• [Request] Reproduce the entries below in full, word for word.

--- Start Supplied data ---

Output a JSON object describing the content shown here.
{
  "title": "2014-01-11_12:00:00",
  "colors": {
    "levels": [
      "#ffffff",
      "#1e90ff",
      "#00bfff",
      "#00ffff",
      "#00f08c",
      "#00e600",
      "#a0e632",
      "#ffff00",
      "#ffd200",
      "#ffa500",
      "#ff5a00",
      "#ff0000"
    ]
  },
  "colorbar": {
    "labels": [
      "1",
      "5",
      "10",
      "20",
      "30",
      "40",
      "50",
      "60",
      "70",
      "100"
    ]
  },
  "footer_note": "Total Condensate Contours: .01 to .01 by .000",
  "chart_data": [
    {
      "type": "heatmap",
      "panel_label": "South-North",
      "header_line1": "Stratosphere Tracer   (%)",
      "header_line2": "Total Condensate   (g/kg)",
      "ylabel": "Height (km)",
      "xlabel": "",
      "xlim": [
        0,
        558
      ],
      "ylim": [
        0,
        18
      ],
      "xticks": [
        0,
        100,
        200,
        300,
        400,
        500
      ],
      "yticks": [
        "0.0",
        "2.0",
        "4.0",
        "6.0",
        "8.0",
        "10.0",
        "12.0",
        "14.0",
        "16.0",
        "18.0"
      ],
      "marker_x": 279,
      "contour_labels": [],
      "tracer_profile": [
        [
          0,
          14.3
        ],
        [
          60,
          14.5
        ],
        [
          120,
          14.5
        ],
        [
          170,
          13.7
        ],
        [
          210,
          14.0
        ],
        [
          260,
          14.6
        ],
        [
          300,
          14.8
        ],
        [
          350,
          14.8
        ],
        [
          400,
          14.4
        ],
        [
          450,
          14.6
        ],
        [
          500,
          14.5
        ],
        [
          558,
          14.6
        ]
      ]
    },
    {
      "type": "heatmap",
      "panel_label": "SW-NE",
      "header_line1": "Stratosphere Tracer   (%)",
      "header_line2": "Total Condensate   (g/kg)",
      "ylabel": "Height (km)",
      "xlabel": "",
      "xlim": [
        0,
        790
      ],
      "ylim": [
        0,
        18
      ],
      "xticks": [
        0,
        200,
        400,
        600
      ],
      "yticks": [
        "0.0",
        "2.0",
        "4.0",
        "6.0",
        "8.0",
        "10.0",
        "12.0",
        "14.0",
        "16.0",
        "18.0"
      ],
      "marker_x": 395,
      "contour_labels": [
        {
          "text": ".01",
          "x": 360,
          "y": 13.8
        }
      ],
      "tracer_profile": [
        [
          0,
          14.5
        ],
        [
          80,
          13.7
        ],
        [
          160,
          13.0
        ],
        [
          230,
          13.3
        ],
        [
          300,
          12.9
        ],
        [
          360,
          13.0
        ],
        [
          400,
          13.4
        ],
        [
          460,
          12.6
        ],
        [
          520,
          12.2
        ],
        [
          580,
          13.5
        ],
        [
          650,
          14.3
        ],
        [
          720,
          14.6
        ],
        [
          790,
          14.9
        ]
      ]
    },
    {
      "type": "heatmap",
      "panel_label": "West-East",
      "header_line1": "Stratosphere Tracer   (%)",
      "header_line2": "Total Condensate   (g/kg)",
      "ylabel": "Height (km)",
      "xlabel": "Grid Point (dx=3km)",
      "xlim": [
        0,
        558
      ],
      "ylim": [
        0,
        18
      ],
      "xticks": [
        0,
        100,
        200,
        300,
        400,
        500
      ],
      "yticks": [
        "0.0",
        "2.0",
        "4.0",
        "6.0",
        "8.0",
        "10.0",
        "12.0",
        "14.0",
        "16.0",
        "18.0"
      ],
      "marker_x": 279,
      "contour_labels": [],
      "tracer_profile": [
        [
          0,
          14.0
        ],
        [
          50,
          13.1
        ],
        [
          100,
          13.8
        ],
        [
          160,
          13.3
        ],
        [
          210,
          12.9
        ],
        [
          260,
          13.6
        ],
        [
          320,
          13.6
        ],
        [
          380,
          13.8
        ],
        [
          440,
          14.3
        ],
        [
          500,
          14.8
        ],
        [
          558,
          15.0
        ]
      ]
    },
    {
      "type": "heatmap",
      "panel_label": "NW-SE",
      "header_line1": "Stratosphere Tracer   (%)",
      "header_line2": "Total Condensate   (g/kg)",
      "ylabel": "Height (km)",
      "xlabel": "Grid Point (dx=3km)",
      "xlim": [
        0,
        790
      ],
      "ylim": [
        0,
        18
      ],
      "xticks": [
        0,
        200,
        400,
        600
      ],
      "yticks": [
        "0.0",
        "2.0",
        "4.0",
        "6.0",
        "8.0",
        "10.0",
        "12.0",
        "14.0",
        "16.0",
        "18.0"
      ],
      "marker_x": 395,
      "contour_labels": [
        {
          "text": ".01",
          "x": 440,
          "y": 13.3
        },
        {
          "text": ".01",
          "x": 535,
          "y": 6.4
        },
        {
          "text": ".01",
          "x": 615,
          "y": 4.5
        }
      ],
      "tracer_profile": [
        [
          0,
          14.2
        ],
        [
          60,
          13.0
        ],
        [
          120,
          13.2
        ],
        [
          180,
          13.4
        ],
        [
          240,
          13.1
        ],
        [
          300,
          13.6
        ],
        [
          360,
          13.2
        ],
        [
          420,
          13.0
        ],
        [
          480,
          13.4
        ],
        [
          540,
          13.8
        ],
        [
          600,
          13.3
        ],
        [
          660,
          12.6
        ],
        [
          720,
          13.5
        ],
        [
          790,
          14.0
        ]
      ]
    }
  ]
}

--- End Supplied data ---

• [Response for this exercise]
Output a JSON object describing the content shown here.
{
  "title": "2014-01-11_12:00:00",
  "colors": {
    "levels": [
      "#ffffff",
      "#1e90ff",
      "#00bfff",
      "#00ffff",
      "#00f08c",
      "#00e600",
      "#a0e632",
      "#ffff00",
      "#ffd200",
      "#ffa500",
      "#ff5a00",
      "#ff0000"
    ]
  },
  "colorbar": {
    "labels": [
      "1",
      "5",
      "10",
      "20",
      "30",
      "40",
      "50",
      "60",
      "70",
      "100"
    ]
  },
  "footer_note": "Total Condensate Contours: .01 to .01 by .000",
  "chart_data": [
    {
      "type": "heatmap",
      "panel_label": "South-North",
      "header_line1": "Stratosphere Tracer   (%)",
      "header_line2": "Total Condensate   (g/kg)",
      "ylabel": "Height (km)",
      "xlabel": "",
      "xlim": [
        0,
        558
      ],
      "ylim": [
        0,
        18
      ],
      "xticks": [
        0,
        100,
        200,
        300,
        400,
        500
      ],
      "yticks": [
        "0.0",
        "2.0",
        "4.0",
        "6.0",
        "8.0",
        "10.0",
        "12.0",
        "14.0",
        "16.0",
        "18.0"
      ],
      "marker_x": 279,
      "contour_labels": [],
      "tracer_profile": [
        [
          0,
          14.3
        ],
        [
          60,
          14.5
        ],
        [
          120,
          14.5
        ],
        [
          170,
          13.7
        ],
        [
          210,
          14.0
        ],
        [
          260,
          14.6
        ],
        [
          300,
          14.8
        ],
        [
          350,
          14.8
        ],
        [
          400,
          14.4
        ],
        [
          450,
          14.6
        ],
        [
          500,
          14.5
        ],
        [
          558,
          14.6
        ]
      ]
    },
    {
      "type": "heatmap",
      "panel_label": "SW-NE",
      "header_line1": "Stratosphere Tracer   (%)",
      "header_line2": "Total Condensate   (g/kg)",
      "ylabel": "Height (km)",
      "xlabel": "",
      "xlim": [
        0,
        790
      ],
      "ylim": [
        0,
        18
      ],
      "xticks": [
        0,
        200,
        400,
        600
      ],
      "yticks": [
        "0.0",
        "2.0",
        "4.0",
        "6.0",
        "8.0",
        "10.0",
        "12.0",
        "14.0",
        "16.0",
        "18.0"
      ],
      "marker_x": 395,
      "contour_labels": [
        {
          "text": ".01",
          "x": 360,
          "y": 13.8
        }
      ],
      "tracer_profile": [
        [
          0,
          14.5
        ],
        [
          80,
          13.7
        ],
        [
          160,
          13.0
        ],
        [
          230,
          13.3
        ],
        [
          300,
          12.9
        ],
        [
          360,
          13.0
        ],
        [
          400,
          13.4
        ],
        [
          460,
          12.6
        ],
        [
          520,
          12.2
        ],
        [
          580,
          13.5
        ],
        [
          650,
          14.3
        ],
        [
          720,
          14.6
        ],
        [
          790,
          14.9
        ]
      ]
    },
    {
      "type": "heatmap",
      "panel_label": "West-East",
      "header_line1": "Stratosphere Tracer   (%)",
      "header_line2": "Total Condensate   (g/kg)",
      "ylabel": "Height (km)",
      "xlabel": "Grid Point (dx=3km)",
      "xlim": [
        0,
        558
      ],
      "ylim": [
        0,
        18
      ],
      "xticks": [
        0,
        100,
        200,
        300,
        400,
        500
      ],
      "yticks": [
        "0.0",
        "2.0",
        "4.0",
        "6.0",
        "8.0",
        "10.0",
        "12.0",
        "14.0",
        "16.0",
        "18.0"
      ],
      "marker_x": 279,
      "contour_labels": [],
      "tracer_profile": [
        [
          0,
          14.0
        ],
        [
          50,
          13.1
        ],
        [
          100,
          13.8
        ],
        [
          160,
          13.3
        ],
        [
          210,
          12.9
        ],
        [
          260,
          13.6
        ],
        [
          320,
          13.6
        ],
        [
          380,
          13.8
        ],
        [
          440,
          14.3
        ],
        [
          500,
          14.8
        ],
        [
          558,
          15.0
        ]
      ]
    },
    {
      "type": "heatmap",
      "panel_label": "NW-SE",
      "header_line1": "Stratosphere Tracer   (%)",
      "header_line2": "Total Condensate   (g/kg)",
      "ylabel": "Height (km)",
      "xlabel": "Grid Point (dx=3km)",
      "xlim": [
        0,
        790
      ],
      "ylim": [
        0,
        18
      ],
      "xticks": [
        0,
        200,
        400,
        600
      ],
      "yticks": [
        "0.0",
        "2.0",
        "4.0",
        "6.0",
        "8.0",
        "10.0",
        "12.0",
        "14.0",
        "16.0",
        "18.0"
      ],
      "marker_x": 395,
      "contour_labels": [
        {
          "text": ".01",
          "x": 440,
          "y": 13.3
        },
        {
          "text": ".01",
          "x": 535,
          "y": 6.4
        },
        {
          "text": ".01",
          "x": 615,
          "y": 4.5
        }
      ],
      "tracer_profile": [
        [
          0,
          14.2
        ],
        [
          60,
          13.0
        ],
        [
          120,
          13.2
        ],
        [
          180,
          13.4
        ],
        [
          240,
          13.1
        ],
        [
          300,
          13.6
        ],
        [
          360,
          13.2
        ],
        [
          420,
          13.0
        ],
        [
          480,
          13.4
        ],
        [
          540,
          13.8
        ],
        [
          600,
          13.3
        ],
        [
          660,
          12.6
        ],
        [
          720,
          13.5
        ],
        [
          790,
          14.0
        ]
      ]
    }
  ]
}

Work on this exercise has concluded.